Short problem: Read the records below and copy each line that contains "altimeter".

[Saved entries]
___
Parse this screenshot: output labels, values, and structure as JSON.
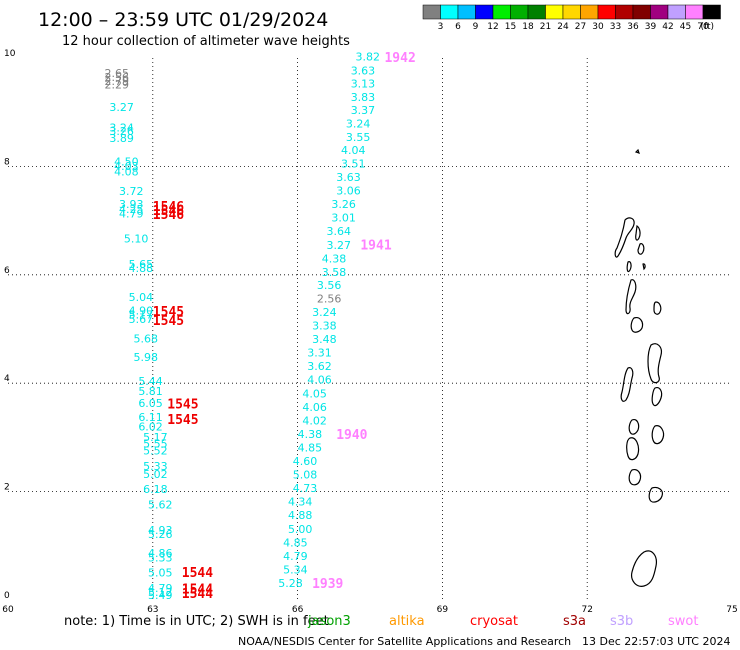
{
  "header": {
    "title": "12:00 – 23:59 UTC 01/29/2024",
    "subtitle": "12 hour collection of altimeter wave heights"
  },
  "legend": {
    "unit": "(ft)",
    "bins": [
      {
        "color": "#808080",
        "label": "3"
      },
      {
        "color": "#00ffff",
        "label": "6"
      },
      {
        "color": "#00bfff",
        "label": "9"
      },
      {
        "color": "#0000ff",
        "label": "12"
      },
      {
        "color": "#00ee00",
        "label": "15"
      },
      {
        "color": "#00b000",
        "label": "18"
      },
      {
        "color": "#008000",
        "label": "21"
      },
      {
        "color": "#ffff00",
        "label": "24"
      },
      {
        "color": "#ffd700",
        "label": "27"
      },
      {
        "color": "#ffa500",
        "label": "30"
      },
      {
        "color": "#ff0000",
        "label": "33"
      },
      {
        "color": "#b00000",
        "label": "36"
      },
      {
        "color": "#800000",
        "label": "39"
      },
      {
        "color": "#a00080",
        "label": "42"
      },
      {
        "color": "#c0a0ff",
        "label": "45"
      },
      {
        "color": "#ff80ff",
        "label": "70"
      },
      {
        "color": "#000000",
        "label": ""
      }
    ]
  },
  "note": {
    "prefix": "note:  1) Time is in UTC; 2) SWH is in feet",
    "satellites": [
      {
        "name": "jason3",
        "color": "#00a000"
      },
      {
        "name": "altika",
        "color": "#ff9900"
      },
      {
        "name": "cryosat",
        "color": "#ff0000"
      },
      {
        "name": "s3a",
        "color": "#a00000"
      },
      {
        "name": "s3b",
        "color": "#c0a0ff"
      },
      {
        "name": "swot",
        "color": "#ff80ff"
      }
    ]
  },
  "footer": {
    "credit": "NOAA/NESDIS Center for Satellite Applications and Research",
    "generated": "13 Dec 22:57:03 UTC 2024"
  },
  "chart_data": {
    "type": "scatter",
    "title": "12:00 – 23:59 UTC 01/29/2024",
    "subtitle": "12 hour collection of altimeter wave heights",
    "xlim": [
      60,
      75
    ],
    "ylim": [
      0,
      10
    ],
    "xticks": [
      60,
      63,
      66,
      69,
      72,
      75
    ],
    "yticks": [
      0,
      2,
      4,
      6,
      8,
      10
    ],
    "grid": true,
    "colors": {
      "cyan": "#00e5e5",
      "gray": "#808080",
      "red": "#ee0000",
      "pink": "#ff80ff"
    },
    "tracks": [
      {
        "name": "cryosat",
        "points": [
          {
            "x": 62.0,
            "y": 9.65,
            "v": "2.65",
            "c": "gray"
          },
          {
            "x": 62.0,
            "y": 9.58,
            "v": "2.56",
            "c": "gray"
          },
          {
            "x": 62.0,
            "y": 9.5,
            "v": "2.79",
            "c": "gray"
          },
          {
            "x": 62.0,
            "y": 9.44,
            "v": "2.29",
            "c": "gray"
          },
          {
            "x": 62.1,
            "y": 9.02,
            "v": "3.27",
            "c": "cyan"
          },
          {
            "x": 62.1,
            "y": 8.64,
            "v": "3.24",
            "c": "cyan"
          },
          {
            "x": 62.1,
            "y": 8.58,
            "v": "3.26",
            "c": "cyan"
          },
          {
            "x": 62.1,
            "y": 8.45,
            "v": "3.89",
            "c": "cyan"
          },
          {
            "x": 62.2,
            "y": 8.02,
            "v": "4.50",
            "c": "cyan"
          },
          {
            "x": 62.2,
            "y": 7.93,
            "v": "4.03",
            "c": "cyan"
          },
          {
            "x": 62.2,
            "y": 7.83,
            "v": "4.08",
            "c": "cyan"
          },
          {
            "x": 62.3,
            "y": 7.47,
            "v": "3.72",
            "c": "cyan"
          },
          {
            "x": 62.3,
            "y": 7.23,
            "v": "3.93",
            "c": "cyan"
          },
          {
            "x": 62.3,
            "y": 7.14,
            "v": "4.25",
            "c": "cyan"
          },
          {
            "x": 62.3,
            "y": 7.06,
            "v": "4.79",
            "c": "cyan"
          },
          {
            "x": 62.4,
            "y": 6.6,
            "v": "5.10",
            "c": "cyan"
          },
          {
            "x": 62.5,
            "y": 6.13,
            "v": "5.65",
            "c": "cyan"
          },
          {
            "x": 62.5,
            "y": 6.05,
            "v": "4.88",
            "c": "cyan"
          },
          {
            "x": 62.5,
            "y": 5.52,
            "v": "5.04",
            "c": "cyan"
          },
          {
            "x": 62.5,
            "y": 5.27,
            "v": "4.90",
            "c": "cyan"
          },
          {
            "x": 62.5,
            "y": 5.19,
            "v": "5.17",
            "c": "cyan"
          },
          {
            "x": 62.5,
            "y": 5.11,
            "v": "5.67",
            "c": "cyan"
          },
          {
            "x": 62.6,
            "y": 4.75,
            "v": "5.68",
            "c": "cyan"
          },
          {
            "x": 62.6,
            "y": 4.41,
            "v": "5.98",
            "c": "cyan"
          },
          {
            "x": 62.7,
            "y": 3.97,
            "v": "5.44",
            "c": "cyan"
          },
          {
            "x": 62.7,
            "y": 3.78,
            "v": "5.81",
            "c": "cyan"
          },
          {
            "x": 62.7,
            "y": 3.56,
            "v": "6.05",
            "c": "cyan"
          },
          {
            "x": 62.7,
            "y": 3.3,
            "v": "6.11",
            "c": "cyan"
          },
          {
            "x": 62.7,
            "y": 3.13,
            "v": "6.02",
            "c": "cyan"
          },
          {
            "x": 62.8,
            "y": 2.93,
            "v": "5.17",
            "c": "cyan"
          },
          {
            "x": 62.8,
            "y": 2.81,
            "v": "5.55",
            "c": "cyan"
          },
          {
            "x": 62.8,
            "y": 2.68,
            "v": "5.52",
            "c": "cyan"
          },
          {
            "x": 62.8,
            "y": 2.4,
            "v": "5.33",
            "c": "cyan"
          },
          {
            "x": 62.8,
            "y": 2.25,
            "v": "5.02",
            "c": "cyan"
          },
          {
            "x": 62.8,
            "y": 1.97,
            "v": "6.18",
            "c": "cyan"
          },
          {
            "x": 62.9,
            "y": 1.69,
            "v": "5.62",
            "c": "cyan"
          },
          {
            "x": 62.9,
            "y": 1.22,
            "v": "4.93",
            "c": "cyan"
          },
          {
            "x": 62.9,
            "y": 1.14,
            "v": "5.26",
            "c": "cyan"
          },
          {
            "x": 62.9,
            "y": 0.79,
            "v": "4.86",
            "c": "cyan"
          },
          {
            "x": 62.9,
            "y": 0.71,
            "v": "5.33",
            "c": "cyan"
          },
          {
            "x": 62.9,
            "y": 0.43,
            "v": "5.05",
            "c": "cyan"
          },
          {
            "x": 62.9,
            "y": 0.15,
            "v": "4.79",
            "c": "cyan"
          },
          {
            "x": 62.9,
            "y": 0.07,
            "v": "5.12",
            "c": "cyan"
          },
          {
            "x": 62.9,
            "y": 0.02,
            "v": "5.49",
            "c": "cyan"
          }
        ],
        "times": [
          {
            "x": 63.0,
            "y": 7.18,
            "t": "1546"
          },
          {
            "x": 63.0,
            "y": 7.1,
            "t": "1546"
          },
          {
            "x": 63.0,
            "y": 7.03,
            "t": "1546"
          },
          {
            "x": 63.0,
            "y": 5.24,
            "t": "1545"
          },
          {
            "x": 63.0,
            "y": 5.07,
            "t": "1545"
          },
          {
            "x": 63.3,
            "y": 3.53,
            "t": "1545"
          },
          {
            "x": 63.3,
            "y": 3.25,
            "t": "1545"
          },
          {
            "x": 63.6,
            "y": 0.42,
            "t": "1544"
          },
          {
            "x": 63.6,
            "y": 0.12,
            "t": "1544"
          },
          {
            "x": 63.6,
            "y": 0.04,
            "t": "1544"
          }
        ]
      },
      {
        "name": "swot",
        "points": [
          {
            "x": 67.2,
            "y": 9.95,
            "v": "3.82",
            "c": "cyan"
          },
          {
            "x": 67.1,
            "y": 9.7,
            "v": "3.63",
            "c": "cyan"
          },
          {
            "x": 67.1,
            "y": 9.46,
            "v": "3.13",
            "c": "cyan"
          },
          {
            "x": 67.1,
            "y": 9.21,
            "v": "3.83",
            "c": "cyan"
          },
          {
            "x": 67.1,
            "y": 8.97,
            "v": "3.37",
            "c": "cyan"
          },
          {
            "x": 67.0,
            "y": 8.72,
            "v": "3.24",
            "c": "cyan"
          },
          {
            "x": 67.0,
            "y": 8.47,
            "v": "3.55",
            "c": "cyan"
          },
          {
            "x": 66.9,
            "y": 8.23,
            "v": "4.04",
            "c": "cyan"
          },
          {
            "x": 66.9,
            "y": 7.98,
            "v": "3.51",
            "c": "cyan"
          },
          {
            "x": 66.8,
            "y": 7.73,
            "v": "3.63",
            "c": "cyan"
          },
          {
            "x": 66.8,
            "y": 7.48,
            "v": "3.06",
            "c": "cyan"
          },
          {
            "x": 66.7,
            "y": 7.23,
            "v": "3.26",
            "c": "cyan"
          },
          {
            "x": 66.7,
            "y": 6.98,
            "v": "3.01",
            "c": "cyan"
          },
          {
            "x": 66.6,
            "y": 6.73,
            "v": "3.64",
            "c": "cyan"
          },
          {
            "x": 66.6,
            "y": 6.48,
            "v": "3.27",
            "c": "cyan"
          },
          {
            "x": 66.5,
            "y": 6.23,
            "v": "4.38",
            "c": "cyan"
          },
          {
            "x": 66.5,
            "y": 5.98,
            "v": "3.58",
            "c": "cyan"
          },
          {
            "x": 66.4,
            "y": 5.74,
            "v": "3.56",
            "c": "cyan"
          },
          {
            "x": 66.4,
            "y": 5.49,
            "v": "2.56",
            "c": "gray"
          },
          {
            "x": 66.3,
            "y": 5.24,
            "v": "3.24",
            "c": "cyan"
          },
          {
            "x": 66.3,
            "y": 4.99,
            "v": "3.38",
            "c": "cyan"
          },
          {
            "x": 66.3,
            "y": 4.74,
            "v": "3.48",
            "c": "cyan"
          },
          {
            "x": 66.2,
            "y": 4.49,
            "v": "3.31",
            "c": "cyan"
          },
          {
            "x": 66.2,
            "y": 4.24,
            "v": "3.62",
            "c": "cyan"
          },
          {
            "x": 66.2,
            "y": 3.99,
            "v": "4.06",
            "c": "cyan"
          },
          {
            "x": 66.1,
            "y": 3.74,
            "v": "4.05",
            "c": "cyan"
          },
          {
            "x": 66.1,
            "y": 3.49,
            "v": "4.06",
            "c": "cyan"
          },
          {
            "x": 66.1,
            "y": 3.24,
            "v": "4.02",
            "c": "cyan"
          },
          {
            "x": 66.0,
            "y": 2.99,
            "v": "4.38",
            "c": "cyan"
          },
          {
            "x": 66.0,
            "y": 2.74,
            "v": "4.85",
            "c": "cyan"
          },
          {
            "x": 65.9,
            "y": 2.49,
            "v": "4.60",
            "c": "cyan"
          },
          {
            "x": 65.9,
            "y": 2.24,
            "v": "5.08",
            "c": "cyan"
          },
          {
            "x": 65.9,
            "y": 1.99,
            "v": "4.73",
            "c": "cyan"
          },
          {
            "x": 65.8,
            "y": 1.74,
            "v": "4.34",
            "c": "cyan"
          },
          {
            "x": 65.8,
            "y": 1.49,
            "v": "4.88",
            "c": "cyan"
          },
          {
            "x": 65.8,
            "y": 1.24,
            "v": "5.00",
            "c": "cyan"
          },
          {
            "x": 65.7,
            "y": 0.99,
            "v": "4.85",
            "c": "cyan"
          },
          {
            "x": 65.7,
            "y": 0.74,
            "v": "4.79",
            "c": "cyan"
          },
          {
            "x": 65.7,
            "y": 0.49,
            "v": "5.34",
            "c": "cyan"
          },
          {
            "x": 65.6,
            "y": 0.24,
            "v": "5.28",
            "c": "cyan"
          }
        ],
        "times": [
          {
            "x": 67.8,
            "y": 9.93,
            "t": "1942"
          },
          {
            "x": 67.3,
            "y": 6.47,
            "t": "1941"
          },
          {
            "x": 66.8,
            "y": 2.97,
            "t": "1940"
          },
          {
            "x": 66.3,
            "y": 0.22,
            "t": "1939"
          }
        ]
      }
    ]
  }
}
___
Response for this exercise:
    "subtitle": "12 hour collection of altimeter wave heights"
    "subtitle": "12 hour collection of altimeter wave heights",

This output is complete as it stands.